### [Aim of the task]
Among the entries below, find how many lines carry the word "KernelWidth" and state only that figure.

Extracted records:

* Start *

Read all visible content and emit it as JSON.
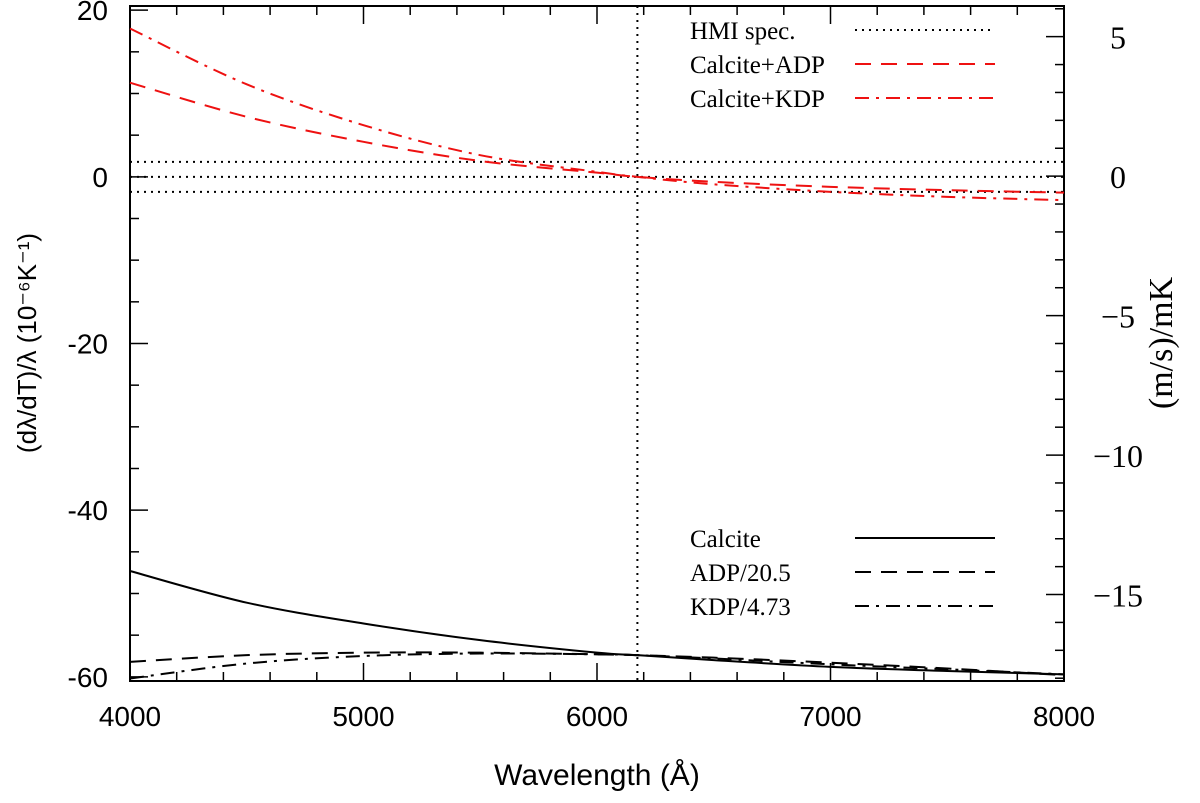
{
  "chart_data": {
    "type": "line",
    "xlabel": "Wavelength (Å)",
    "ylabel_left": "(dλ/dT)/λ (10⁻⁶K⁻¹)",
    "ylabel_right": "(m/s)/mK",
    "xlim": [
      4000,
      8000
    ],
    "ylim_left": [
      -60.5,
      20.5
    ],
    "ylim_right": [
      -18.1,
      6.1
    ],
    "x_ticks": [
      4000,
      5000,
      6000,
      7000,
      8000
    ],
    "x_tick_labels": [
      "4000",
      "5000",
      "6000",
      "7000",
      "8000"
    ],
    "y_left_ticks": [
      20,
      0,
      -20,
      -40,
      -60
    ],
    "y_left_tick_labels": [
      "20",
      "0",
      "-20",
      "-40",
      "-60"
    ],
    "y_right_ticks": [
      5,
      0,
      -5,
      -10,
      -15
    ],
    "y_right_tick_labels": [
      "5",
      "0",
      "−5",
      "−10",
      "−15"
    ],
    "reference_lines": {
      "hmi_wavelength": 6173,
      "spec_upper": 1.8,
      "spec_zero": 0,
      "spec_lower": -1.8
    },
    "x": [
      4000,
      4500,
      5000,
      5500,
      6000,
      6173,
      6500,
      7000,
      7500,
      8000
    ],
    "series": [
      {
        "name": "HMI spec.",
        "color": "#000000",
        "dash": "dotted",
        "axis": "left",
        "values": [
          1.8,
          1.8,
          1.8,
          1.8,
          1.8,
          1.8,
          1.8,
          1.8,
          1.8,
          1.8
        ]
      },
      {
        "name": "Calcite+ADP",
        "color": "#ee1111",
        "dash": "dashed",
        "axis": "left",
        "values": [
          11.3,
          7.2,
          4.2,
          1.9,
          0.5,
          0.0,
          -0.6,
          -1.2,
          -1.6,
          -1.9
        ]
      },
      {
        "name": "Calcite+KDP",
        "color": "#ee1111",
        "dash": "dashdot",
        "axis": "left",
        "values": [
          17.8,
          11.1,
          6.2,
          2.6,
          0.6,
          0.0,
          -0.9,
          -1.8,
          -2.4,
          -2.8
        ]
      },
      {
        "name": "Calcite",
        "color": "#000000",
        "dash": "solid",
        "axis": "left",
        "values": [
          -47.3,
          -51.1,
          -53.6,
          -55.6,
          -57.1,
          -57.4,
          -58.0,
          -58.8,
          -59.3,
          -59.7
        ]
      },
      {
        "name": "ADP/20.5",
        "color": "#000000",
        "dash": "dashed",
        "axis": "left",
        "values": [
          -58.2,
          -57.4,
          -57.1,
          -57.1,
          -57.3,
          -57.4,
          -57.7,
          -58.3,
          -59.0,
          -59.8
        ]
      },
      {
        "name": "KDP/4.73",
        "color": "#000000",
        "dash": "dashdot",
        "axis": "left",
        "values": [
          -60.2,
          -58.4,
          -57.5,
          -57.2,
          -57.3,
          -57.4,
          -57.8,
          -58.5,
          -59.1,
          -59.7
        ]
      }
    ],
    "legend_top": [
      "HMI spec.",
      "Calcite+ADP",
      "Calcite+KDP"
    ],
    "legend_bottom": [
      "Calcite",
      "ADP/20.5",
      "KDP/4.73"
    ],
    "legend_placement": [
      "top-right",
      "bottom-right"
    ],
    "grid": false
  }
}
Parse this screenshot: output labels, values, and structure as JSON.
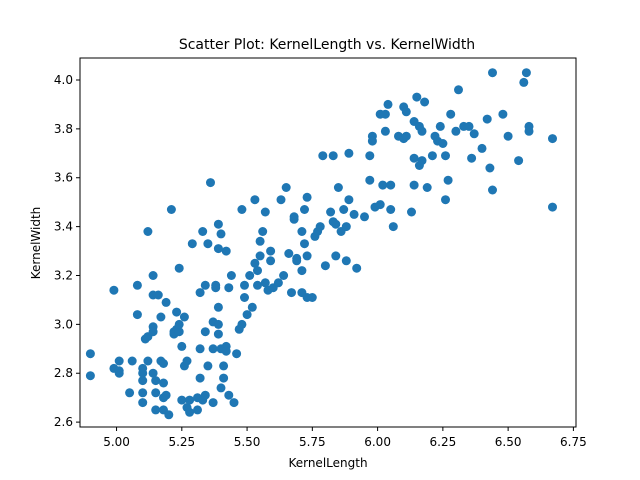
{
  "chart_data": {
    "type": "scatter",
    "title": "Scatter Plot: KernelLength vs. KernelWidth",
    "xlabel": "KernelLength",
    "ylabel": "KernelWidth",
    "xlim": [
      4.86,
      6.76
    ],
    "ylim": [
      2.58,
      4.09
    ],
    "xticks": [
      5.0,
      5.25,
      5.5,
      5.75,
      6.0,
      6.25,
      6.5,
      6.75
    ],
    "xtick_labels": [
      "5.00",
      "5.25",
      "5.50",
      "5.75",
      "6.00",
      "6.25",
      "6.50",
      "6.75"
    ],
    "yticks": [
      2.6,
      2.8,
      3.0,
      3.2,
      3.4,
      3.6,
      3.8,
      4.0
    ],
    "ytick_labels": [
      "2.6",
      "2.8",
      "3.0",
      "3.2",
      "3.4",
      "3.6",
      "3.8",
      "4.0"
    ],
    "grid": false,
    "marker_color": "#1f77b4",
    "series": [
      {
        "points": [
          [
            4.9,
            2.88
          ],
          [
            4.9,
            2.79
          ],
          [
            4.99,
            3.14
          ],
          [
            4.99,
            2.82
          ],
          [
            5.01,
            2.85
          ],
          [
            5.01,
            2.81
          ],
          [
            5.01,
            2.8
          ],
          [
            5.05,
            2.72
          ],
          [
            5.06,
            2.85
          ],
          [
            5.08,
            3.16
          ],
          [
            5.08,
            3.04
          ],
          [
            5.1,
            2.82
          ],
          [
            5.1,
            2.8
          ],
          [
            5.1,
            2.77
          ],
          [
            5.1,
            2.72
          ],
          [
            5.1,
            2.68
          ],
          [
            5.11,
            2.94
          ],
          [
            5.12,
            2.85
          ],
          [
            5.12,
            2.95
          ],
          [
            5.12,
            3.38
          ],
          [
            5.14,
            3.2
          ],
          [
            5.14,
            3.12
          ],
          [
            5.14,
            2.99
          ],
          [
            5.14,
            2.97
          ],
          [
            5.14,
            2.8
          ],
          [
            5.15,
            2.77
          ],
          [
            5.15,
            2.72
          ],
          [
            5.15,
            2.65
          ],
          [
            5.16,
            3.12
          ],
          [
            5.17,
            3.03
          ],
          [
            5.17,
            2.85
          ],
          [
            5.18,
            2.84
          ],
          [
            5.18,
            2.76
          ],
          [
            5.18,
            2.7
          ],
          [
            5.18,
            2.65
          ],
          [
            5.19,
            3.09
          ],
          [
            5.19,
            2.71
          ],
          [
            5.2,
            2.63
          ],
          [
            5.21,
            3.47
          ],
          [
            5.22,
            2.96
          ],
          [
            5.22,
            2.97
          ],
          [
            5.23,
            3.05
          ],
          [
            5.23,
            2.98
          ],
          [
            5.24,
            3.23
          ],
          [
            5.24,
            2.97
          ],
          [
            5.24,
            3.0
          ],
          [
            5.25,
            2.91
          ],
          [
            5.25,
            2.69
          ],
          [
            5.26,
            3.03
          ],
          [
            5.26,
            2.83
          ],
          [
            5.27,
            2.85
          ],
          [
            5.27,
            2.66
          ],
          [
            5.28,
            2.69
          ],
          [
            5.28,
            2.64
          ],
          [
            5.29,
            3.33
          ],
          [
            5.31,
            2.7
          ],
          [
            5.31,
            2.65
          ],
          [
            5.32,
            3.13
          ],
          [
            5.32,
            2.9
          ],
          [
            5.32,
            2.78
          ],
          [
            5.33,
            3.38
          ],
          [
            5.33,
            2.69
          ],
          [
            5.34,
            3.16
          ],
          [
            5.34,
            2.97
          ],
          [
            5.34,
            2.71
          ],
          [
            5.35,
            3.33
          ],
          [
            5.35,
            2.83
          ],
          [
            5.36,
            3.58
          ],
          [
            5.37,
            3.01
          ],
          [
            5.37,
            2.9
          ],
          [
            5.37,
            2.68
          ],
          [
            5.38,
            3.15
          ],
          [
            5.38,
            3.16
          ],
          [
            5.39,
            3.41
          ],
          [
            5.39,
            3.31
          ],
          [
            5.39,
            3.07
          ],
          [
            5.39,
            3.0
          ],
          [
            5.39,
            2.96
          ],
          [
            5.4,
            3.37
          ],
          [
            5.4,
            2.9
          ],
          [
            5.4,
            2.74
          ],
          [
            5.41,
            2.83
          ],
          [
            5.41,
            2.78
          ],
          [
            5.42,
            3.3
          ],
          [
            5.42,
            2.91
          ],
          [
            5.42,
            2.89
          ],
          [
            5.43,
            2.71
          ],
          [
            5.43,
            3.15
          ],
          [
            5.44,
            3.2
          ],
          [
            5.45,
            2.68
          ],
          [
            5.46,
            2.88
          ],
          [
            5.47,
            2.98
          ],
          [
            5.48,
            3.0
          ],
          [
            5.48,
            3.47
          ],
          [
            5.49,
            3.16
          ],
          [
            5.49,
            3.11
          ],
          [
            5.5,
            3.04
          ],
          [
            5.51,
            3.2
          ],
          [
            5.52,
            3.07
          ],
          [
            5.53,
            3.51
          ],
          [
            5.53,
            3.25
          ],
          [
            5.54,
            3.16
          ],
          [
            5.54,
            3.22
          ],
          [
            5.55,
            3.28
          ],
          [
            5.55,
            3.34
          ],
          [
            5.56,
            3.38
          ],
          [
            5.57,
            3.17
          ],
          [
            5.57,
            3.46
          ],
          [
            5.58,
            3.14
          ],
          [
            5.59,
            3.26
          ],
          [
            5.59,
            3.3
          ],
          [
            5.6,
            3.15
          ],
          [
            5.62,
            3.17
          ],
          [
            5.63,
            3.51
          ],
          [
            5.64,
            3.2
          ],
          [
            5.65,
            3.56
          ],
          [
            5.66,
            3.29
          ],
          [
            5.67,
            3.13
          ],
          [
            5.68,
            3.44
          ],
          [
            5.68,
            3.43
          ],
          [
            5.69,
            3.27
          ],
          [
            5.69,
            3.26
          ],
          [
            5.71,
            3.38
          ],
          [
            5.71,
            3.22
          ],
          [
            5.71,
            3.13
          ],
          [
            5.72,
            3.33
          ],
          [
            5.72,
            3.47
          ],
          [
            5.73,
            3.52
          ],
          [
            5.73,
            3.28
          ],
          [
            5.73,
            3.11
          ],
          [
            5.75,
            3.11
          ],
          [
            5.76,
            3.36
          ],
          [
            5.77,
            3.38
          ],
          [
            5.78,
            3.4
          ],
          [
            5.79,
            3.69
          ],
          [
            5.8,
            3.24
          ],
          [
            5.82,
            3.46
          ],
          [
            5.83,
            3.69
          ],
          [
            5.83,
            3.42
          ],
          [
            5.84,
            3.28
          ],
          [
            5.84,
            3.41
          ],
          [
            5.85,
            3.56
          ],
          [
            5.86,
            3.38
          ],
          [
            5.87,
            3.47
          ],
          [
            5.88,
            3.26
          ],
          [
            5.88,
            3.4
          ],
          [
            5.89,
            3.7
          ],
          [
            5.89,
            3.51
          ],
          [
            5.91,
            3.45
          ],
          [
            5.92,
            3.23
          ],
          [
            5.95,
            3.44
          ],
          [
            5.97,
            3.59
          ],
          [
            5.97,
            3.69
          ],
          [
            5.98,
            3.77
          ],
          [
            5.98,
            3.75
          ],
          [
            5.99,
            3.48
          ],
          [
            6.01,
            3.49
          ],
          [
            6.01,
            3.86
          ],
          [
            6.02,
            3.57
          ],
          [
            6.03,
            3.79
          ],
          [
            6.03,
            3.86
          ],
          [
            6.04,
            3.9
          ],
          [
            6.05,
            3.47
          ],
          [
            6.05,
            3.57
          ],
          [
            6.06,
            3.4
          ],
          [
            6.08,
            3.77
          ],
          [
            6.1,
            3.76
          ],
          [
            6.1,
            3.89
          ],
          [
            6.11,
            3.77
          ],
          [
            6.11,
            3.87
          ],
          [
            6.13,
            3.46
          ],
          [
            6.14,
            3.57
          ],
          [
            6.14,
            3.68
          ],
          [
            6.14,
            3.83
          ],
          [
            6.15,
            3.93
          ],
          [
            6.16,
            3.65
          ],
          [
            6.16,
            3.81
          ],
          [
            6.17,
            3.67
          ],
          [
            6.17,
            3.79
          ],
          [
            6.18,
            3.91
          ],
          [
            6.19,
            3.56
          ],
          [
            6.21,
            3.69
          ],
          [
            6.22,
            3.77
          ],
          [
            6.23,
            3.75
          ],
          [
            6.24,
            3.81
          ],
          [
            6.25,
            3.74
          ],
          [
            6.26,
            3.69
          ],
          [
            6.26,
            3.51
          ],
          [
            6.27,
            3.59
          ],
          [
            6.28,
            3.86
          ],
          [
            6.3,
            3.79
          ],
          [
            6.31,
            3.96
          ],
          [
            6.33,
            3.81
          ],
          [
            6.35,
            3.81
          ],
          [
            6.36,
            3.68
          ],
          [
            6.37,
            3.78
          ],
          [
            6.4,
            3.72
          ],
          [
            6.42,
            3.84
          ],
          [
            6.43,
            3.64
          ],
          [
            6.44,
            3.55
          ],
          [
            6.44,
            4.03
          ],
          [
            6.48,
            3.86
          ],
          [
            6.5,
            3.77
          ],
          [
            6.54,
            3.67
          ],
          [
            6.56,
            3.99
          ],
          [
            6.57,
            4.03
          ],
          [
            6.58,
            3.81
          ],
          [
            6.58,
            3.79
          ],
          [
            6.67,
            3.48
          ],
          [
            6.67,
            3.76
          ]
        ]
      }
    ]
  }
}
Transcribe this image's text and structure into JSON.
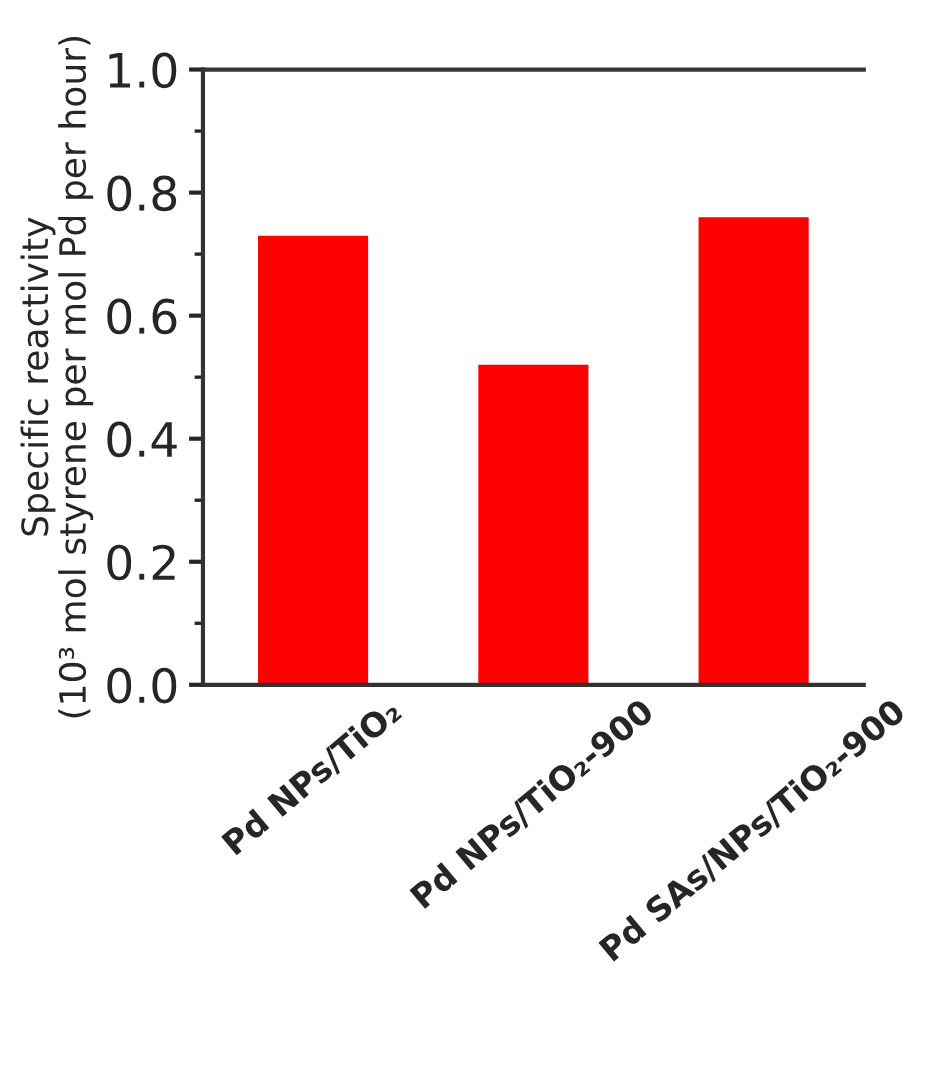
{
  "chart_data": {
    "type": "bar",
    "ylabel": "Specific reactivity\n(10³ mol styrene per mol Pd per hour)",
    "categories": [
      "Pd NPs/TiO₂",
      "Pd NPs/TiO₂-900",
      "Pd SAs/NPs/TiO₂-900"
    ],
    "values": [
      0.73,
      0.52,
      0.76
    ],
    "color": "#ff0000",
    "ylim": [
      0,
      1.0
    ],
    "yticks": [
      {
        "value": 0,
        "label": "0.0"
      },
      0.2,
      0.4,
      0.6,
      0.8,
      {
        "value": 1,
        "label": "1.0"
      }
    ],
    "grid": false
  }
}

* End *

### [The output]
2